* **Directive**:
Counting only lines that hold "understand", give the total and nothing more.

◇ ◇ ◇ ◇ ◇ ◇ ◇

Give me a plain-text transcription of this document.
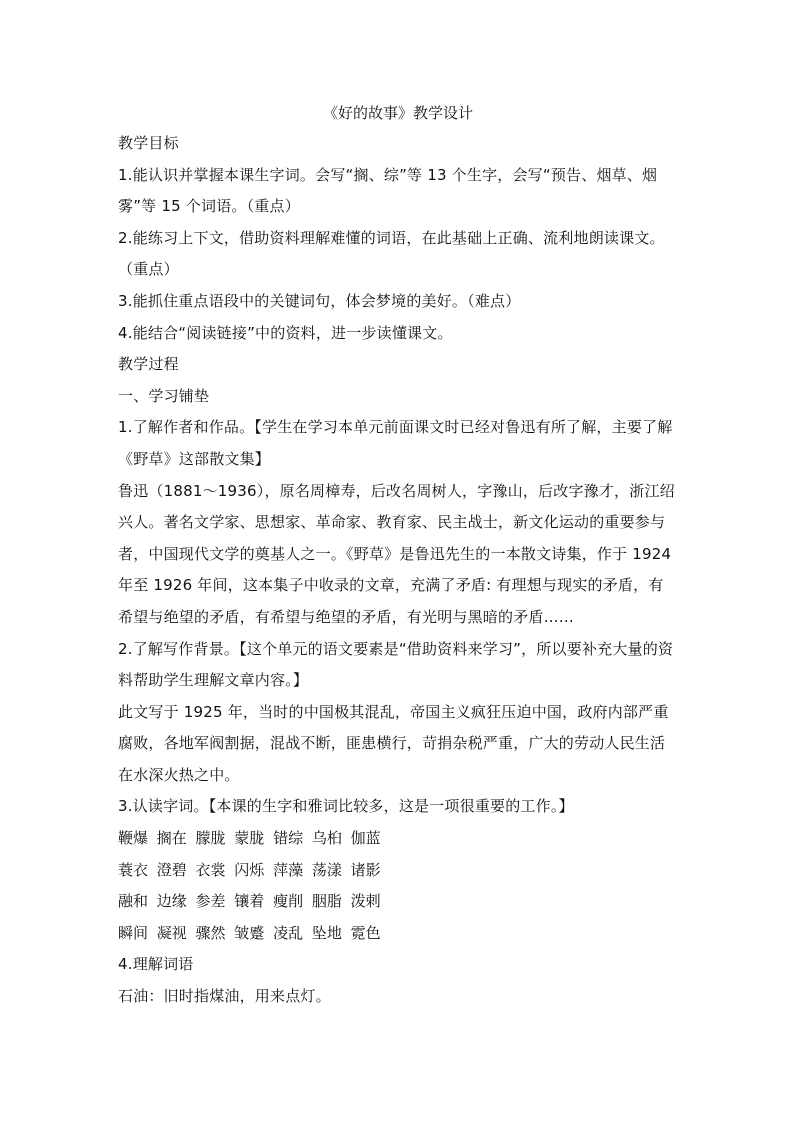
《好的故事》教学设计

教学目标

1.能认识并掌握本课生字词。会写“搁、综”等 13 个生字，会写“预告、烟草、烟雾”等 15 个词语。（重点）

2.能练习上下文，借助资料理解难懂的词语，在此基础上正确、流利地朗读课文。（重点）

3.能抓住重点语段中的关键词句，体会梦境的美好。（难点）

4.能结合“阅读链接”中的资料，进一步读懂课文。

教学过程

一、学习铺垫

1.了解作者和作品。【学生在学习本单元前面课文时已经对鲁迅有所了解，主要了解《野草》这部散文集】

鲁迅（1881～1936），原名周樟寿，后改名周树人，字豫山，后改字豫才，浙江绍兴人。著名文学家、思想家、革命家、教育家、民主战士，新文化运动的重要参与者，中国现代文学的奠基人之一。《野草》是鲁迅先生的一本散文诗集，作于 1924 年至 1926 年间，这本集子中收录的文章，充满了矛盾: 有理想与现实的矛盾，有希望与绝望的矛盾，有希望与绝望的矛盾，有光明与黑暗的矛盾……

2.了解写作背景。【这个单元的语文要素是“借助资料来学习”，所以要补充大量的资料帮助学生理解文章内容。】

此文写于 1925 年，当时的中国极其混乱，帝国主义疯狂压迫中国，政府内部严重腐败，各地军阀割据，混战不断，匪患横行，苛捐杂税严重，广大的劳动人民生活在水深火热之中。

3.认读字词。【本课的生字和雅词比较多，这是一项很重要的工作。】

鞭爆 搁在 朦胧 蒙胧 错综 乌桕 伽蓝

蓑衣 澄碧 衣裳 闪烁 萍藻 荡漾 诸影

融和 边缘 参差 镶着 瘦削 胭脂 泼剌

瞬间 凝视 骤然 皱蹙 凌乱 坠地 霓色

4.理解词语

石油：旧时指煤油，用来点灯。
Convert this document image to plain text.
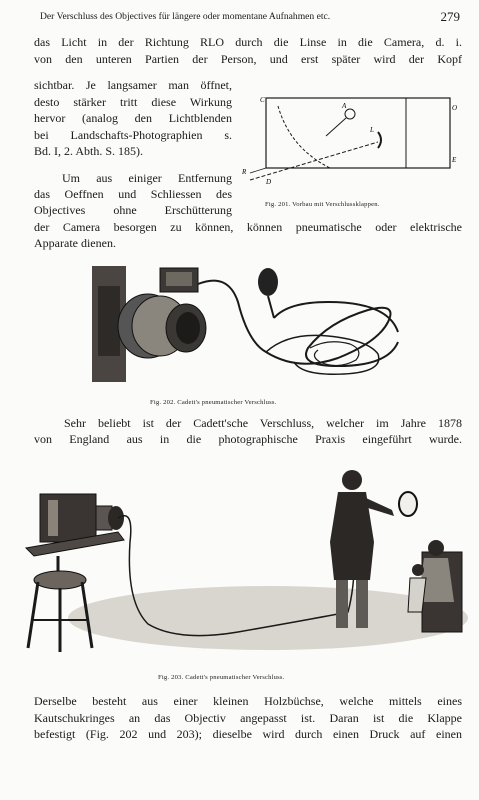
Der Verschluss des Objectives für längere oder momentane Aufnahmen etc.	279
das Licht in der Richtung RLO durch die Linse in die Camera, d. i.
von den unteren Partien der Person, und erst später wird der Kopf
sichtbar. Je langsamer man öffnet,
desto stärker tritt diese Wirkung
hervor (analog den Lichtblenden
bei Landschafts-Photographien s.
Bd. I, 2. Abth. S. 185).
Um aus einiger Entfernung
das Oeffnen und Schliessen des
Objectives ohne Erschütterung
der Camera besorgen zu können, können pneumatische oder elektrische
Apparate dienen.
C
A	O
L
R
E
D
Fig. 201. Vorbau mit Verschlussklappen.
Fig. 202. Cadett's pneumatischer Verschluss.
Sehr beliebt ist der Cadett'sche Verschluss, welcher im Jahre 1878
von England aus in die photographische Praxis eingeführt wurde.
Fig. 203. Cadett's pneumatischer Verschluss.
Derselbe besteht aus einer kleinen Holzbüchse, welche mittels eines
Kautschukringes an das Objectiv angepasst ist. Daran ist die Klappe
befestigt (Fig. 202 und 203); dieselbe wird durch einen Druck auf einen
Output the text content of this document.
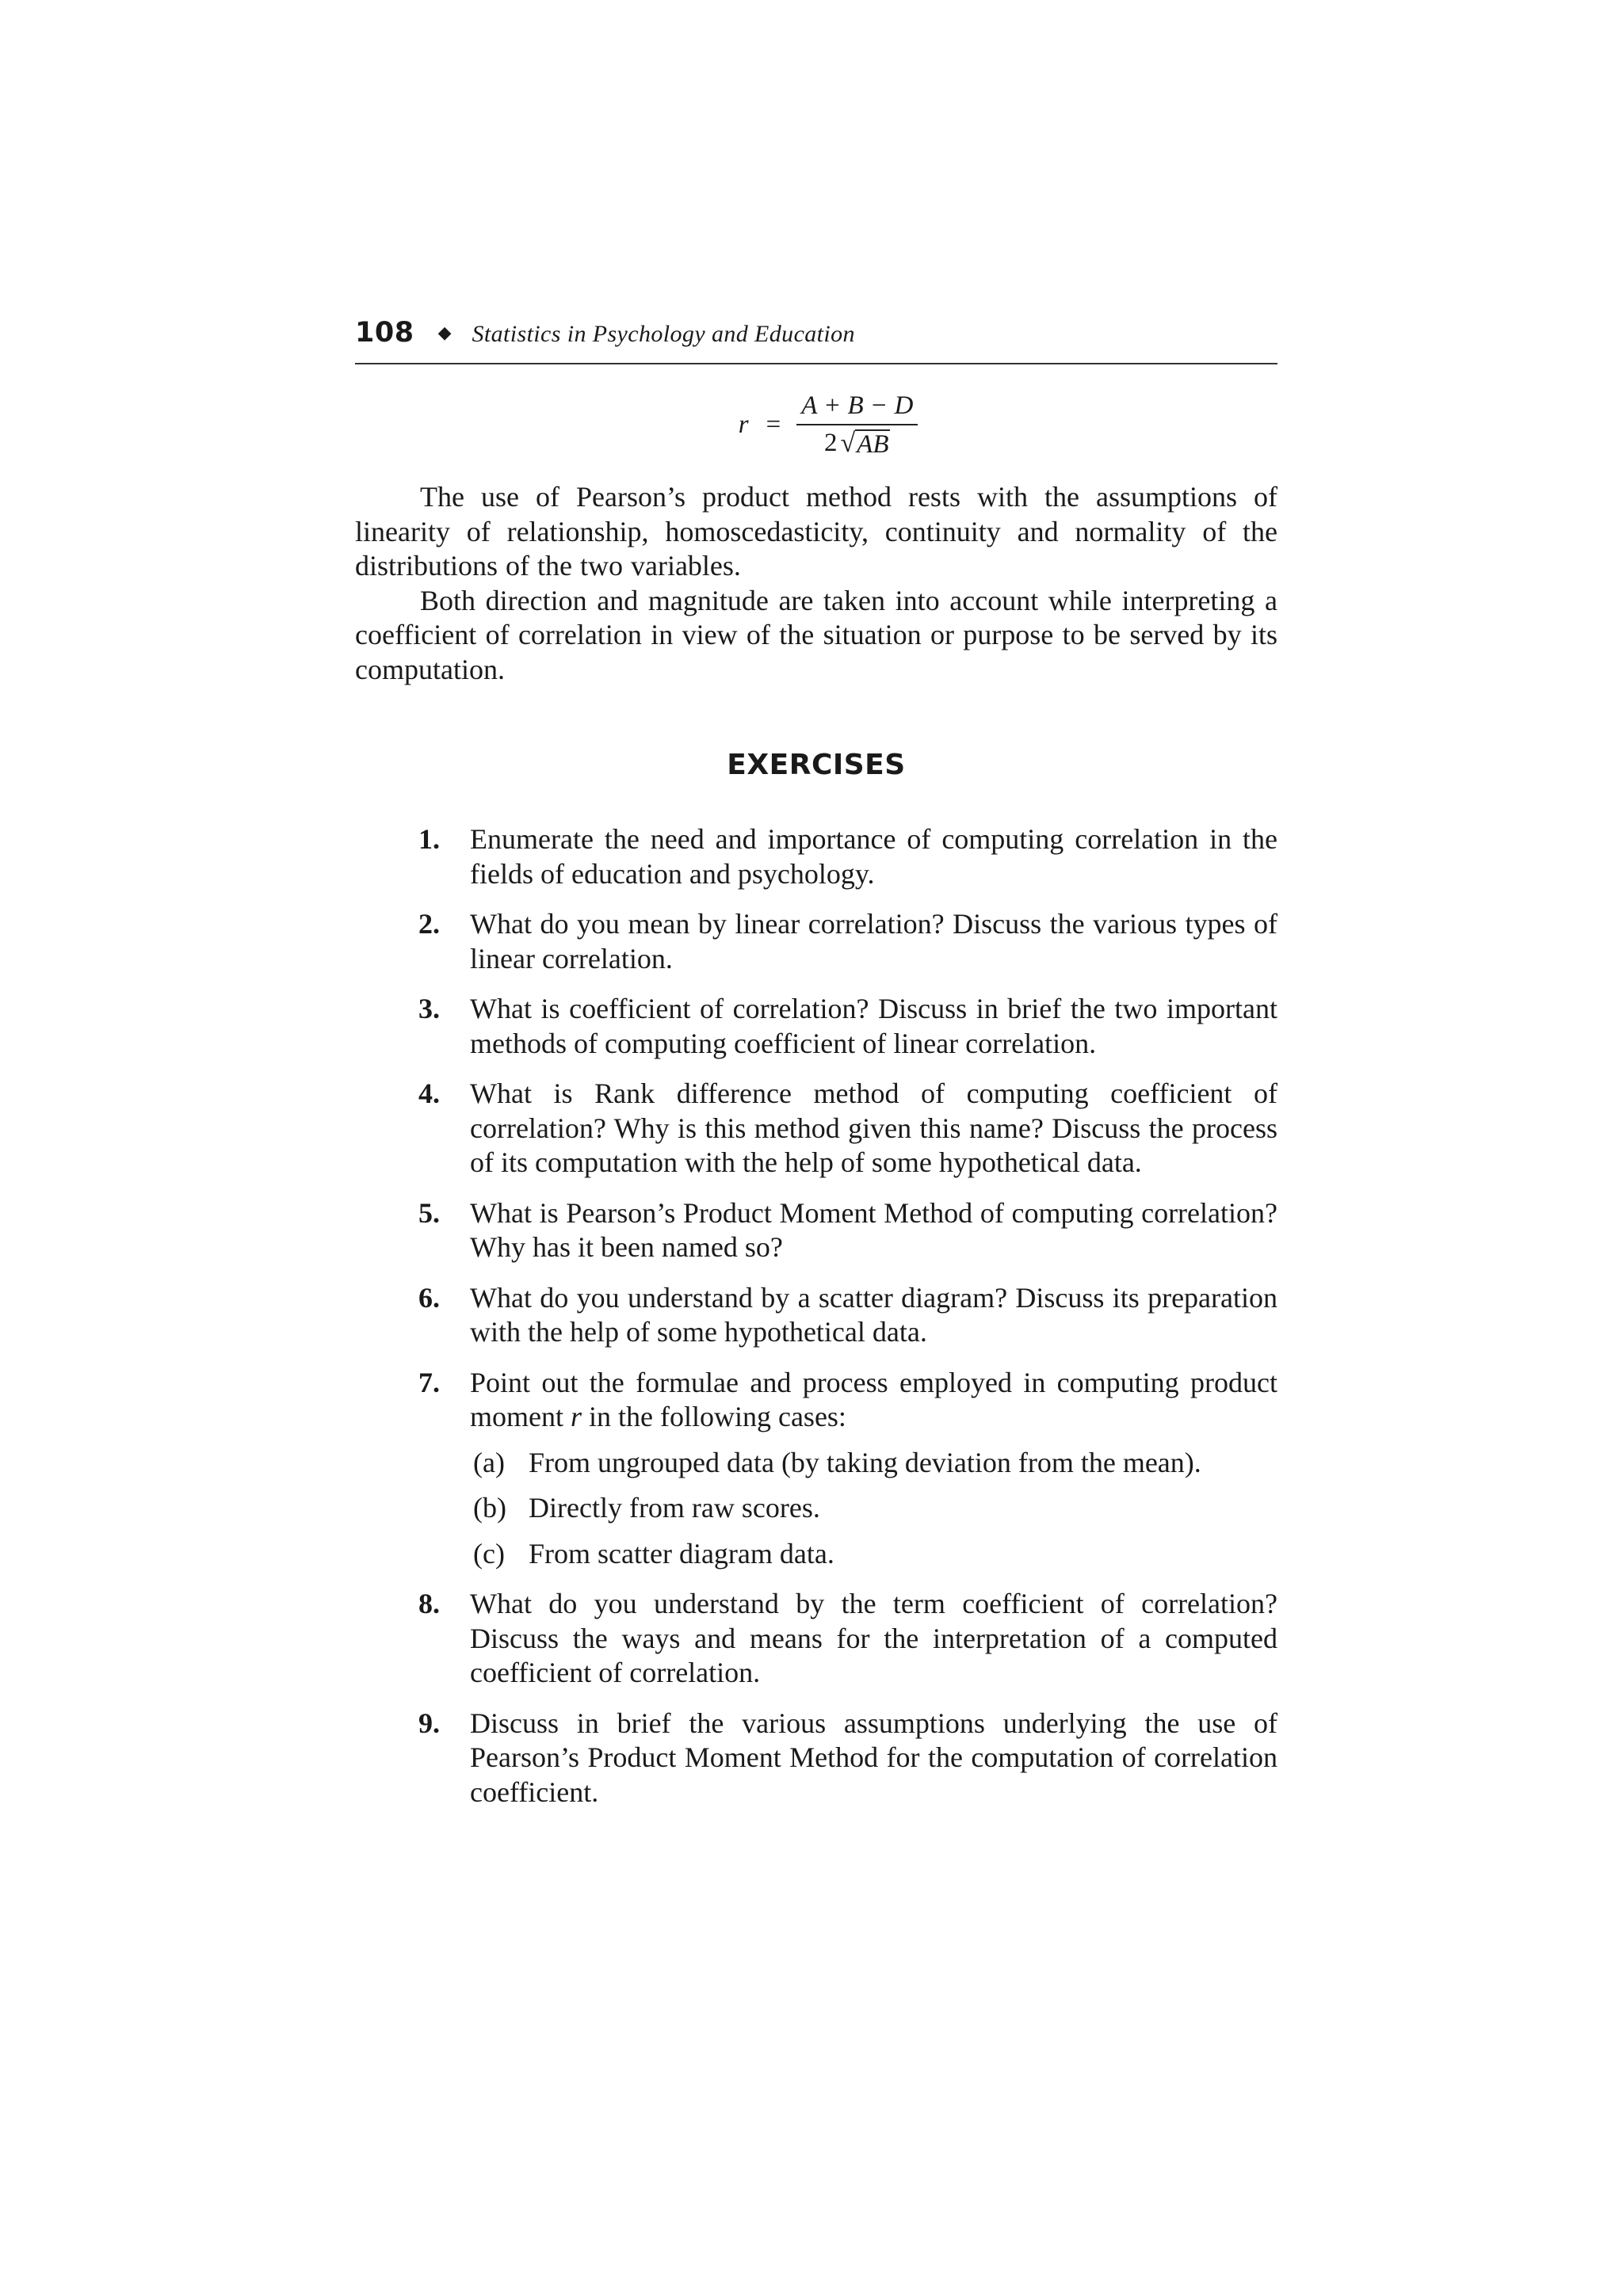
108 ◆ Statistics in Psychology and Education
$r = \frac{A + B - D}{2 √ AB}$

The use of Pearson’s product method rests with the assumptions of linearity of relationship, homoscedasticity, continuity and normality of the distributions of the two variables.

Both direction and magnitude are taken into account while interpreting a coefficient of correlation in view of the situation or purpose to be served by its computation.

EXERCISES
1. Enumerate the need and importance of computing correlation in the fields of education and psychology.

2. What do you mean by linear correlation? Discuss the various types of linear correlation.

3. What is coefficient of correlation? Discuss in brief the two important methods of computing coefficient of linear correlation.

4. What is Rank difference method of computing coefficient of correlation? Why is this method given this name? Discuss the process of its computation with the help of some hypothetical data.

5. What is Pearson’s Product Moment Method of computing correlation? Why has it been named so?

6. What do you understand by a scatter diagram? Discuss its preparation with the help of some hypothetical data.

7. Point out the formulae and process employed in computing product moment r in the following cases:

(a) From ungrouped data (by taking deviation from the mean).

(b) Directly from raw scores.

(c) From scatter diagram data.

8. What do you understand by the term coefficient of correlation? Discuss the ways and means for the interpretation of a computed coefficient of correlation.

9. Discuss in brief the various assumptions underlying the use of Pearson’s Product Moment Method for the computation of correlation coefficient.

◇ ◇ ◇ ◇ ◇ ◇ ◇

* **Final result**:
2